Work to do:
Without altering anything, repeat each of the records.

Information given:
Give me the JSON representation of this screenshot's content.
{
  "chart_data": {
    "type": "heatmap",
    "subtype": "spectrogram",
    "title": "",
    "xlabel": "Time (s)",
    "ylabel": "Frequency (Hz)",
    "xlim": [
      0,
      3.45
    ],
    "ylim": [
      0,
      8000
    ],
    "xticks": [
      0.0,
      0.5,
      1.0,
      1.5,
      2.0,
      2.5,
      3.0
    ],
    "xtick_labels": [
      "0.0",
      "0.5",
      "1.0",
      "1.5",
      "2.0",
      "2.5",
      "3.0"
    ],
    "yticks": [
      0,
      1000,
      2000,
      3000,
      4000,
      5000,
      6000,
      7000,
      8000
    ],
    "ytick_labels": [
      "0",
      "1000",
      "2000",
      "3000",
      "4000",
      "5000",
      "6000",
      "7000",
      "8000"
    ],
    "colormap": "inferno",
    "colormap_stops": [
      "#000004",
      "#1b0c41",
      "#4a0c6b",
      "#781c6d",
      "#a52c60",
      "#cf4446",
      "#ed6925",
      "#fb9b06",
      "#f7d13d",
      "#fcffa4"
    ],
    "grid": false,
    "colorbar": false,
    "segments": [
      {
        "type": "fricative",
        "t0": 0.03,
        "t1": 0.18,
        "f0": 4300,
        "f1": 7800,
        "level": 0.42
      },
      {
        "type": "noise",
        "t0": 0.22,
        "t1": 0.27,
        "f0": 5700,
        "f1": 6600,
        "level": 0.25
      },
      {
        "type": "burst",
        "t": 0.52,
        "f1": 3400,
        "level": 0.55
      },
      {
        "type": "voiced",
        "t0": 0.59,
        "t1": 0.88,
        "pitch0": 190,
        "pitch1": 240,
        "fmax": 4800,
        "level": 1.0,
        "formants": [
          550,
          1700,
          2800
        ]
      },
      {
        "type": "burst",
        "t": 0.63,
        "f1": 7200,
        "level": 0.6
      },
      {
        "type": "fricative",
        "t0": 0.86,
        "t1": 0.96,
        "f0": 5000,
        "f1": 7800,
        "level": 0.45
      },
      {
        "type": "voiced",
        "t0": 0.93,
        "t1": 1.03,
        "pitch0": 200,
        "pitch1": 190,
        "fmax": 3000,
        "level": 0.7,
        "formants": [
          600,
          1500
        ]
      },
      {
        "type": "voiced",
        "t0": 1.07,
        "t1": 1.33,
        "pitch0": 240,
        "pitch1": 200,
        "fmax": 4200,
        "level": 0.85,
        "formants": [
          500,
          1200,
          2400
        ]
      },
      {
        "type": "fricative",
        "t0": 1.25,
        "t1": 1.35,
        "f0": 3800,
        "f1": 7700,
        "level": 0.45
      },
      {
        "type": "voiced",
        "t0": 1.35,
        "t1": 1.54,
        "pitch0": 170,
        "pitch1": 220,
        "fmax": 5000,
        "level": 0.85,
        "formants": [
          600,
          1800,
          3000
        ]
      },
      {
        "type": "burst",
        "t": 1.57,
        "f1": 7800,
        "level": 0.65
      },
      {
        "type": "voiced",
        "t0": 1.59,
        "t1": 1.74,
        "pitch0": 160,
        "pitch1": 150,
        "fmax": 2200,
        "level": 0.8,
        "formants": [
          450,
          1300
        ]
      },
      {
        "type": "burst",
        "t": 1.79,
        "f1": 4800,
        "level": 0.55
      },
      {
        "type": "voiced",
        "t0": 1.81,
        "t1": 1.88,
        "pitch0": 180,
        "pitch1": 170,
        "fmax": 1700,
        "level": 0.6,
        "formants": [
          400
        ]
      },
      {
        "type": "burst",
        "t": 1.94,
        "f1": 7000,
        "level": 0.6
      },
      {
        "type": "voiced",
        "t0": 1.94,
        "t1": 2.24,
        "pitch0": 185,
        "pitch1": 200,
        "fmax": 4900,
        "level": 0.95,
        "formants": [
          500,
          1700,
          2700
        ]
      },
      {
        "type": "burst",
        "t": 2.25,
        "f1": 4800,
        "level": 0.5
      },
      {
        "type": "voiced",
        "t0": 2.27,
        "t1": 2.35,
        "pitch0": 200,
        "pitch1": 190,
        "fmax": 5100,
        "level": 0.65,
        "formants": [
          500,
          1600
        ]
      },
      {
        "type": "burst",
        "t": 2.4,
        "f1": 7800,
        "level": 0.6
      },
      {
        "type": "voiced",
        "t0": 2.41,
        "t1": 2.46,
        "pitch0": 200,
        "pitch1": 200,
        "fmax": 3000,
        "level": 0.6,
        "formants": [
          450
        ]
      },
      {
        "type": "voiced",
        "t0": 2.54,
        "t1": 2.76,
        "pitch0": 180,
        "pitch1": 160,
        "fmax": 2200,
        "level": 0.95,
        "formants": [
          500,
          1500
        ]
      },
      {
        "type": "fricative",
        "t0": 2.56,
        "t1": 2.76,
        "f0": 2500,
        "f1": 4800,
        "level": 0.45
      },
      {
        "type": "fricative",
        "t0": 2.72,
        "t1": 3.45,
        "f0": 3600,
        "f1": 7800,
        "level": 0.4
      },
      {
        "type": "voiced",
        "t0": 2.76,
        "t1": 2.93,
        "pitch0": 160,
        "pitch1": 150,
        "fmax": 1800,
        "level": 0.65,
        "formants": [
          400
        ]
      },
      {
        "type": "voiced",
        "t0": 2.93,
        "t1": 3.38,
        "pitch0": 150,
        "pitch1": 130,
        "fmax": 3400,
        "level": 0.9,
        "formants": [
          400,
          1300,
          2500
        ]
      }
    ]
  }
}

Task solution:
Give me the JSON representation of this screenshot's content.
{
  "chart_data": {
    "type": "heatmap",
    "subtype": "spectrogram",
    "title": "",
    "xlabel": "Time (s)",
    "ylabel": "Frequency (Hz)",
    "xlim": [
      0,
      3.45
    ],
    "ylim": [
      0,
      8000
    ],
    "xticks": [
      0.0,
      0.5,
      1.0,
      1.5,
      2.0,
      2.5,
      3.0
    ],
    "xtick_labels": [
      "0.0",
      "0.5",
      "1.0",
      "1.5",
      "2.0",
      "2.5",
      "3.0"
    ],
    "yticks": [
      0,
      1000,
      2000,
      3000,
      4000,
      5000,
      6000,
      7000,
      8000
    ],
    "ytick_labels": [
      "0",
      "1000",
      "2000",
      "3000",
      "4000",
      "5000",
      "6000",
      "7000",
      "8000"
    ],
    "colormap": "inferno",
    "colormap_stops": [
      "#000004",
      "#1b0c41",
      "#4a0c6b",
      "#781c6d",
      "#a52c60",
      "#cf4446",
      "#ed6925",
      "#fb9b06",
      "#f7d13d",
      "#fcffa4"
    ],
    "grid": false,
    "colorbar": false,
    "segments": [
      {
        "type": "fricative",
        "t0": 0.03,
        "t1": 0.18,
        "f0": 4300,
        "f1": 7800,
        "level": 0.42
      },
      {
        "type": "noise",
        "t0": 0.22,
        "t1": 0.27,
        "f0": 5700,
        "f1": 6600,
        "level": 0.25
      },
      {
        "type": "burst",
        "t": 0.52,
        "f1": 3400,
        "level": 0.55
      },
      {
        "type": "voiced",
        "t0": 0.59,
        "t1": 0.88,
        "pitch0": 190,
        "pitch1": 240,
        "fmax": 4800,
        "level": 1.0,
        "formants": [
          550,
          1700,
          2800
        ]
      },
      {
        "type": "burst",
        "t": 0.63,
        "f1": 7200,
        "level": 0.6
      },
      {
        "type": "fricative",
        "t0": 0.86,
        "t1": 0.96,
        "f0": 5000,
        "f1": 7800,
        "level": 0.45
      },
      {
        "type": "voiced",
        "t0": 0.93,
        "t1": 1.03,
        "pitch0": 200,
        "pitch1": 190,
        "fmax": 3000,
        "level": 0.7,
        "formants": [
          600,
          1500
        ]
      },
      {
        "type": "voiced",
        "t0": 1.07,
        "t1": 1.33,
        "pitch0": 240,
        "pitch1": 200,
        "fmax": 4200,
        "level": 0.85,
        "formants": [
          500,
          1200,
          2400
        ]
      },
      {
        "type": "fricative",
        "t0": 1.25,
        "t1": 1.35,
        "f0": 3800,
        "f1": 7700,
        "level": 0.45
      },
      {
        "type": "voiced",
        "t0": 1.35,
        "t1": 1.54,
        "pitch0": 170,
        "pitch1": 220,
        "fmax": 5000,
        "level": 0.85,
        "formants": [
          600,
          1800,
          3000
        ]
      },
      {
        "type": "burst",
        "t": 1.57,
        "f1": 7800,
        "level": 0.65
      },
      {
        "type": "voiced",
        "t0": 1.59,
        "t1": 1.74,
        "pitch0": 160,
        "pitch1": 150,
        "fmax": 2200,
        "level": 0.8,
        "formants": [
          450,
          1300
        ]
      },
      {
        "type": "burst",
        "t": 1.79,
        "f1": 4800,
        "level": 0.55
      },
      {
        "type": "voiced",
        "t0": 1.81,
        "t1": 1.88,
        "pitch0": 180,
        "pitch1": 170,
        "fmax": 1700,
        "level": 0.6,
        "formants": [
          400
        ]
      },
      {
        "type": "burst",
        "t": 1.94,
        "f1": 7000,
        "level": 0.6
      },
      {
        "type": "voiced",
        "t0": 1.94,
        "t1": 2.24,
        "pitch0": 185,
        "pitch1": 200,
        "fmax": 4900,
        "level": 0.95,
        "formants": [
          500,
          1700,
          2700
        ]
      },
      {
        "type": "burst",
        "t": 2.25,
        "f1": 4800,
        "level": 0.5
      },
      {
        "type": "voiced",
        "t0": 2.27,
        "t1": 2.35,
        "pitch0": 200,
        "pitch1": 190,
        "fmax": 5100,
        "level": 0.65,
        "formants": [
          500,
          1600
        ]
      },
      {
        "type": "burst",
        "t": 2.4,
        "f1": 7800,
        "level": 0.6
      },
      {
        "type": "voiced",
        "t0": 2.41,
        "t1": 2.46,
        "pitch0": 200,
        "pitch1": 200,
        "fmax": 3000,
        "level": 0.6,
        "formants": [
          450
        ]
      },
      {
        "type": "voiced",
        "t0": 2.54,
        "t1": 2.76,
        "pitch0": 180,
        "pitch1": 160,
        "fmax": 2200,
        "level": 0.95,
        "formants": [
          500,
          1500
        ]
      },
      {
        "type": "fricative",
        "t0": 2.56,
        "t1": 2.76,
        "f0": 2500,
        "f1": 4800,
        "level": 0.45
      },
      {
        "type": "fricative",
        "t0": 2.72,
        "t1": 3.45,
        "f0": 3600,
        "f1": 7800,
        "level": 0.4
      },
      {
        "type": "voiced",
        "t0": 2.76,
        "t1": 2.93,
        "pitch0": 160,
        "pitch1": 150,
        "fmax": 1800,
        "level": 0.65,
        "formants": [
          400
        ]
      },
      {
        "type": "voiced",
        "t0": 2.93,
        "t1": 3.38,
        "pitch0": 150,
        "pitch1": 130,
        "fmax": 3400,
        "level": 0.9,
        "formants": [
          400,
          1300,
          2500
        ]
      }
    ]
  }
}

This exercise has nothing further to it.